## Short problem 1
Please retype the entries below without changes, from the line with "- last-page-icon[interactable]: ⏭: [548, 388, 560, 400]" through the line with "- table-row[interactable]: 3 h", including both of those lines.

--- Start of Extracted text ---

0

I have a procedure which can run very long. Yesterday it took 14 hours to complete. This piece of code is looping over the values of a column, which holds filenames of images, and searches through an array that holds all the files including the path from a location that the user selected. In this particular case, the filename column contained nearly 2600 filenames and the array to search more than 12000 records. (that's over 31 million iterations, any suggestions, if this can be improved, are welcome ;-))

In this procedure I use DoEvents to keep Excel responsive. But I just wondered if it makes sense to have two DoEvents. One in every loop (see code below). All the processing is done in this piece of code. Which in this case ran more than 14 hours.

 For Each cell In ActiveSheet.Range("A1:A" & Range("A1").End(xlDown).row)
        DoEvents
        fileCopied = False
        fileName = cell.Value

        If Not (IsStringEmpty(fileName)) Then
            DoEvents
            For i = LBound(imgArray) To UBound(imgArray)
                If Not (IsStringEmpty(CStr(imgArray(i)))) Then
                    If ExactMatch Then
                        If (fsoGetFileName(imgArray(i)) = fileName) Then
                            If DoesFileExist(moveToPath & GetFileName(imgArray(i))) And Not OverwriteExistingFile Then
                                FileCopy imgArray(i), moveToPath & GetFileName(imgArray(i)) & "-" & Format(Now, "yyyymmddhhmmss")
                            Else
                                FileCopy imgArray(i), moveToPath & GetFileName(imgArray(i))
                            End If
                            fileCopied = True

                            If fileCopied Then
                                If fileCopied Then
                                    Range("B" & cell.row).Value = imgArray(i)

--- End of Extracted text ---
--- Start of Data rows ---

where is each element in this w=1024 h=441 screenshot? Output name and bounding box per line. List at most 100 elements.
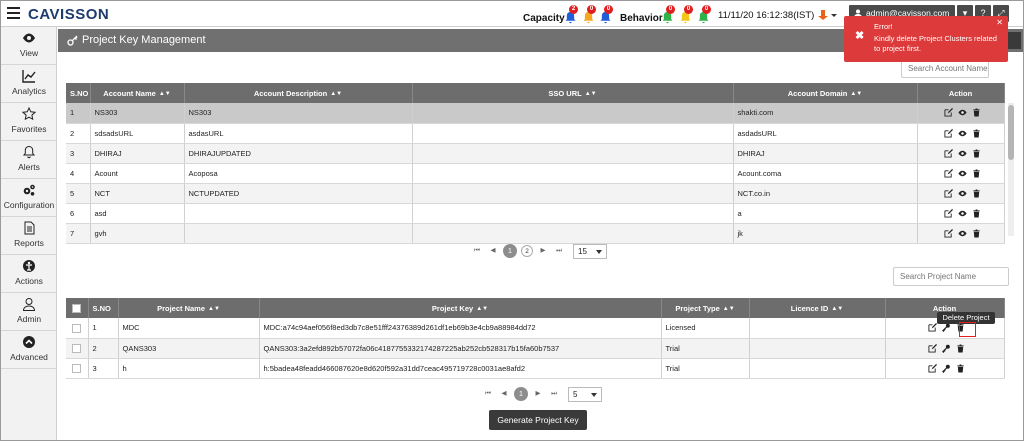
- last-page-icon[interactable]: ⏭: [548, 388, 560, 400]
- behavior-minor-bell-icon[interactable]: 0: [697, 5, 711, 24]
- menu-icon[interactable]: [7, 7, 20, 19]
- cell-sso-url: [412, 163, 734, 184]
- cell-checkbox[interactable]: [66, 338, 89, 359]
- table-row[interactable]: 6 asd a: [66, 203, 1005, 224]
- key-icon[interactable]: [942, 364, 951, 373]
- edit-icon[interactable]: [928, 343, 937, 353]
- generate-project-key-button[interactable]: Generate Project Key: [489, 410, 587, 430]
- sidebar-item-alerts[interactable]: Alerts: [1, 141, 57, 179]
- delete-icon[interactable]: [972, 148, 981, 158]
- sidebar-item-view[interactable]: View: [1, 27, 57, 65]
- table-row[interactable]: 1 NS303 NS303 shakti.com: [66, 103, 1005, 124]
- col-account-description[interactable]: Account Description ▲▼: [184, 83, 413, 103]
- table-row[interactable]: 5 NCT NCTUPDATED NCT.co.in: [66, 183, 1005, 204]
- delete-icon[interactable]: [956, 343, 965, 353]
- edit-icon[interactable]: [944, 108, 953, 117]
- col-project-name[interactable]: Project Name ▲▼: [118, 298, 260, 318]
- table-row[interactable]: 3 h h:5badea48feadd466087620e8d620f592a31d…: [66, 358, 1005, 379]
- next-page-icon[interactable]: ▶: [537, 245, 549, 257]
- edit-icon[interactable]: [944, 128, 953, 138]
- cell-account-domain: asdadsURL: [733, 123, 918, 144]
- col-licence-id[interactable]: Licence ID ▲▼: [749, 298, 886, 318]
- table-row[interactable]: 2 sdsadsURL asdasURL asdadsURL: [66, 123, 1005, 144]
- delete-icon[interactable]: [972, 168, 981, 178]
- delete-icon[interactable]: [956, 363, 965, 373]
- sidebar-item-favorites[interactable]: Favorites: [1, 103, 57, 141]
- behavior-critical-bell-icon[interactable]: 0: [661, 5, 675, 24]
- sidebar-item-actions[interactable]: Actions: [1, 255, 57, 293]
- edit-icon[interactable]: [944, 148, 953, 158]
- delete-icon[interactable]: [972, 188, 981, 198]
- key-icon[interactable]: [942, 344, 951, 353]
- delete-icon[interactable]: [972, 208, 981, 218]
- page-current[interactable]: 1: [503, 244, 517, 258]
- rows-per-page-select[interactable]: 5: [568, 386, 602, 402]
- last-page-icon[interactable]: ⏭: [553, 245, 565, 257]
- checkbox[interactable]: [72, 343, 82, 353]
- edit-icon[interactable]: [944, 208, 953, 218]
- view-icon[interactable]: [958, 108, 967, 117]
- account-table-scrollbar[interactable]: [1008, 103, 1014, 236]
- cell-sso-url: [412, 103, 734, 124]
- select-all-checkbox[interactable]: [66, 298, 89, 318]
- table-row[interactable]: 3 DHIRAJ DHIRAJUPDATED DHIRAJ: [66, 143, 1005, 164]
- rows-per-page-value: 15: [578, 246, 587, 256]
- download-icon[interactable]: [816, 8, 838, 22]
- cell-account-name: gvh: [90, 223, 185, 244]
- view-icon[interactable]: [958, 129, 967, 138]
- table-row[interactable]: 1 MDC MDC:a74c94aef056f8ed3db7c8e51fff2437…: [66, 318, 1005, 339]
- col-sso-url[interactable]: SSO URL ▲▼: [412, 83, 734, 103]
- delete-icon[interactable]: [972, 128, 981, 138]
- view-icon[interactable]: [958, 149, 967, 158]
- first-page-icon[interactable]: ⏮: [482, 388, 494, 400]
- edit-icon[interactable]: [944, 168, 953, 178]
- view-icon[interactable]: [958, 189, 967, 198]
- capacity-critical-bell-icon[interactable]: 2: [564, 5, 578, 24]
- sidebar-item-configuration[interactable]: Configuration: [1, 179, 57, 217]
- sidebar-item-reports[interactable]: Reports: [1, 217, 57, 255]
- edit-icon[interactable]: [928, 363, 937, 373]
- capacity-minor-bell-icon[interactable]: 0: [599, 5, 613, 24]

--- End of Data rows ---

## Short problem 2
In the post about the slow Excel procedure, how many hours did the run take yesterday?

## Correct result 1
- last-page-icon[interactable]: ⏭: [548, 388, 560, 400]
- behavior-minor-bell-icon[interactable]: 0: [697, 5, 711, 24]
- menu-icon[interactable]: [7, 7, 20, 19]
- cell-sso-url: [412, 163, 734, 184]
- cell-checkbox[interactable]: [66, 338, 89, 359]
- table-row[interactable]: 6 asd a: [66, 203, 1005, 224]
- key-icon[interactable]: [942, 364, 951, 373]
- edit-icon[interactable]: [928, 343, 937, 353]
- generate-project-key-button[interactable]: Generate Project Key: [489, 410, 587, 430]
- sidebar-item-alerts[interactable]: Alerts: [1, 141, 57, 179]
- delete-icon[interactable]: [972, 148, 981, 158]
- sidebar-item-view[interactable]: View: [1, 27, 57, 65]
- table-row[interactable]: 1 NS303 NS303 shakti.com: [66, 103, 1005, 124]
- col-account-description[interactable]: Account Description ▲▼: [184, 83, 413, 103]
- table-row[interactable]: 5 NCT NCTUPDATED NCT.co.in: [66, 183, 1005, 204]
- delete-icon[interactable]: [956, 343, 965, 353]
- edit-icon[interactable]: [944, 108, 953, 117]
- col-project-name[interactable]: Project Name ▲▼: [118, 298, 260, 318]
- table-row[interactable]: 3 h h:5badea48feadd466087620e8d620f592a31d…: [66, 358, 1005, 379]

## Correct result 2
14 hours.